> [Problem requirements]:
Look through the listing for the word "author". Copy each line that has it.

--- Start of Supplied data ---

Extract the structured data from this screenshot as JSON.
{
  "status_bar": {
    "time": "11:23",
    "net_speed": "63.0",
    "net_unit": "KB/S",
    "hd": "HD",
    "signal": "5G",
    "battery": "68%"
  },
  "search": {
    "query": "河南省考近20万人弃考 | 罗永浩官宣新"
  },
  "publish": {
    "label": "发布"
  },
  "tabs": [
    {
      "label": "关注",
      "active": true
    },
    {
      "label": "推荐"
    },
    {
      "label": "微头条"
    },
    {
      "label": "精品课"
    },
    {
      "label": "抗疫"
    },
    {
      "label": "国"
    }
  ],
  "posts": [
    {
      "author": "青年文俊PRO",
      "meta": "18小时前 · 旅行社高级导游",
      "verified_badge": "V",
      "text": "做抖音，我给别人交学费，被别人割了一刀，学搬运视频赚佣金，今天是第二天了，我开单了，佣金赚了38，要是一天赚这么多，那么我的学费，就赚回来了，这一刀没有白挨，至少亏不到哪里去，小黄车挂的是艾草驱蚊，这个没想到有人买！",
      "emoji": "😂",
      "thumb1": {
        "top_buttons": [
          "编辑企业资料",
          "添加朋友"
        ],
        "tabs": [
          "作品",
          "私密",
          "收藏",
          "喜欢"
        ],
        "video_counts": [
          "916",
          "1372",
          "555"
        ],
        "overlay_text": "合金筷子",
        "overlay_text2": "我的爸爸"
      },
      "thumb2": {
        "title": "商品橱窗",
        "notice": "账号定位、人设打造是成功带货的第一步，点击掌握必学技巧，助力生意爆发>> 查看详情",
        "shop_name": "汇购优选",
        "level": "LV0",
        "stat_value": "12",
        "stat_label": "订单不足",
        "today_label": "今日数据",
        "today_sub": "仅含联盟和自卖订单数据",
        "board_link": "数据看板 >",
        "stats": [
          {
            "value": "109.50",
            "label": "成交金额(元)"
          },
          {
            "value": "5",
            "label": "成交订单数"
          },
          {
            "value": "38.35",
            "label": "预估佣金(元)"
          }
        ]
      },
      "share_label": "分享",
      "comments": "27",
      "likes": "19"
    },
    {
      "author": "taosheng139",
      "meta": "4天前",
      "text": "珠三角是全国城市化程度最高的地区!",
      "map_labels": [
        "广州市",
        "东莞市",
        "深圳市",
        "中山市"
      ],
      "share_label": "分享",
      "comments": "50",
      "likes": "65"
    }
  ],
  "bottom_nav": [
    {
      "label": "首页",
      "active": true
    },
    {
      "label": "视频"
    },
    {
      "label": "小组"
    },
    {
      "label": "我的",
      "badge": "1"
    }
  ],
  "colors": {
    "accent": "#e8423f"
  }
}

--- End of Supplied data ---

> [Completed exercise]:
      "author": "青年文俊PRO",
      "author": "taosheng139",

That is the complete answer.